## EXERCISE OBJECTIVE
Copy the rows below, from the very first line through the line containing "sparkle-icon (63, 273, 109, 319)", with every character unchanged.

+++++

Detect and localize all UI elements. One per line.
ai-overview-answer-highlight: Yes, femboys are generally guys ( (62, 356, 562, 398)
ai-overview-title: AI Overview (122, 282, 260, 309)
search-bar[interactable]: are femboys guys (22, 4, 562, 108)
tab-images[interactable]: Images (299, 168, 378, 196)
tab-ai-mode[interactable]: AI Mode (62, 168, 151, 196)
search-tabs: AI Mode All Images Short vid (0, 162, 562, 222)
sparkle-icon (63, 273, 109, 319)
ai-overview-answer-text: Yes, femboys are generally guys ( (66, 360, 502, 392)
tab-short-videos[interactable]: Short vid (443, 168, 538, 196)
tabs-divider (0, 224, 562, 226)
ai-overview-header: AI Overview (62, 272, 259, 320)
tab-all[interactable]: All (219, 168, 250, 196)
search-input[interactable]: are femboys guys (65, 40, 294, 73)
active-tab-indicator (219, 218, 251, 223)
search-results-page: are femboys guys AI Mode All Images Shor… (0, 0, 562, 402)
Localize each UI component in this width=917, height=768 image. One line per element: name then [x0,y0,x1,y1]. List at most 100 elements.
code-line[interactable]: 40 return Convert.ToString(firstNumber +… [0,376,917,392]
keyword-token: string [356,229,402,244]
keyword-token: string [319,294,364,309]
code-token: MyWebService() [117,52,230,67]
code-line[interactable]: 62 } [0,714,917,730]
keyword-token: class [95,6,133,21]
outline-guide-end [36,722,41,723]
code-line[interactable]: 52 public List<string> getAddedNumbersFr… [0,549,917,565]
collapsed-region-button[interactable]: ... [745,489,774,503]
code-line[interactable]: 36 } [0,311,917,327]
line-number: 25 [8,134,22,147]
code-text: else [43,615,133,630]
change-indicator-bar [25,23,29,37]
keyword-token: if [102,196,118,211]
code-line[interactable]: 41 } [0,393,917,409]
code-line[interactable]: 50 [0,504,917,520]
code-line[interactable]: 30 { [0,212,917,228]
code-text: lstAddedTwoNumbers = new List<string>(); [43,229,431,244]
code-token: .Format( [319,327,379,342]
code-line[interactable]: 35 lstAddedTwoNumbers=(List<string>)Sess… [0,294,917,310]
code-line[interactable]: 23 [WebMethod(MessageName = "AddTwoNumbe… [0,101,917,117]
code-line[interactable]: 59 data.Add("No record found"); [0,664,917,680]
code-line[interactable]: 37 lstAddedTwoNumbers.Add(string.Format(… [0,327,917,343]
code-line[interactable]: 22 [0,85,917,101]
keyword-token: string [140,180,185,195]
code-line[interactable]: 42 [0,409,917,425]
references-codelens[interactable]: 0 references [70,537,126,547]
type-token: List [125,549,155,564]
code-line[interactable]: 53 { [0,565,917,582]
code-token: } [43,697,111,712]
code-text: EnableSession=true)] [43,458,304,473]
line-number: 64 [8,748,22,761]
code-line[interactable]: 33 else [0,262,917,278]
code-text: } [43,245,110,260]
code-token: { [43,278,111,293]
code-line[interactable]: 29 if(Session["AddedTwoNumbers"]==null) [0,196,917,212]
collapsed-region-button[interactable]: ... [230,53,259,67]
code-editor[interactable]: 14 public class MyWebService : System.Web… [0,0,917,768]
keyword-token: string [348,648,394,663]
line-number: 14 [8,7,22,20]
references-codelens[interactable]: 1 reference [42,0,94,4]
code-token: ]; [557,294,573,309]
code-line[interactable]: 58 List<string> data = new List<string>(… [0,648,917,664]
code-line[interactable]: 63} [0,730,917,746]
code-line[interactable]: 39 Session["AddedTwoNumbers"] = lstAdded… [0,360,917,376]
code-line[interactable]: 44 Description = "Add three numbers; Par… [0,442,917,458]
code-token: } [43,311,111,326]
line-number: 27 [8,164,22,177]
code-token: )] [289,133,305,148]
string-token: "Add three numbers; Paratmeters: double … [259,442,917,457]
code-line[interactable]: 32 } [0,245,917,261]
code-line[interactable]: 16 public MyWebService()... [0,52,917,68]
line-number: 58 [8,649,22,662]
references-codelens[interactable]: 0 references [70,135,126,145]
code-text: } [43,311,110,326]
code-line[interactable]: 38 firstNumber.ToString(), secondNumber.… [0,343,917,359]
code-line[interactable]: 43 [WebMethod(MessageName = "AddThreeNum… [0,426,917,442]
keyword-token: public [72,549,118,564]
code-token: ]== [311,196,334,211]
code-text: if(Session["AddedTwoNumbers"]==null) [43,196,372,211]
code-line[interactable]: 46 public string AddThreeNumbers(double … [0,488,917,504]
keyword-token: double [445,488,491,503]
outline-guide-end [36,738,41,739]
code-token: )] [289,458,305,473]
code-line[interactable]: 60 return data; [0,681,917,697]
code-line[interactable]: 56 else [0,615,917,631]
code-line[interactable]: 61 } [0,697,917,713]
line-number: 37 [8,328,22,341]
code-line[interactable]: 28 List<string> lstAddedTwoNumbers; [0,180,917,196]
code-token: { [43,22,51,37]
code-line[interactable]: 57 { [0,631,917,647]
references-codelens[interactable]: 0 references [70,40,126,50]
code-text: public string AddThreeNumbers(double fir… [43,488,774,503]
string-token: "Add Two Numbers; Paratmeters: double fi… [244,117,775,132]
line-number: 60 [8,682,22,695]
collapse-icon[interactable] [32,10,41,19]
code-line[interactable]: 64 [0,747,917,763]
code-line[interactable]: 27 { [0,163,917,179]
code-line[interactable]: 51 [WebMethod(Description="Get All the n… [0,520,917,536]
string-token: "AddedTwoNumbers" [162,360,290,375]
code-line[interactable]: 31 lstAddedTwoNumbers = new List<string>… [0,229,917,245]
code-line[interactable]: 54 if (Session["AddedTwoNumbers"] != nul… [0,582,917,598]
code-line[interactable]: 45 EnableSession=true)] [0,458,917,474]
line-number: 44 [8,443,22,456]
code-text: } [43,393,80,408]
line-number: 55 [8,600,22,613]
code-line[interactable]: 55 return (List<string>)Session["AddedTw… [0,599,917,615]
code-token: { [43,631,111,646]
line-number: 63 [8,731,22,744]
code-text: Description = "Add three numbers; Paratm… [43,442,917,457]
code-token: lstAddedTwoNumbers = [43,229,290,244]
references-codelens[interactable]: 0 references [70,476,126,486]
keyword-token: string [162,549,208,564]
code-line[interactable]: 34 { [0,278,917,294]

+++++

## EXERCISE SOLUTION
Detect and localize all UI elements. One per line.
ai-overview-answer-highlight: Yes, femboys are generally guys ( (62, 356, 562, 398)
ai-overview-title: AI Overview (122, 282, 260, 309)
search-bar[interactable]: are femboys guys (22, 4, 562, 108)
tab-images[interactable]: Images (299, 168, 378, 196)
tab-ai-mode[interactable]: AI Mode (62, 168, 151, 196)
search-tabs: AI Mode All Images Short vid (0, 162, 562, 222)
sparkle-icon (63, 273, 109, 319)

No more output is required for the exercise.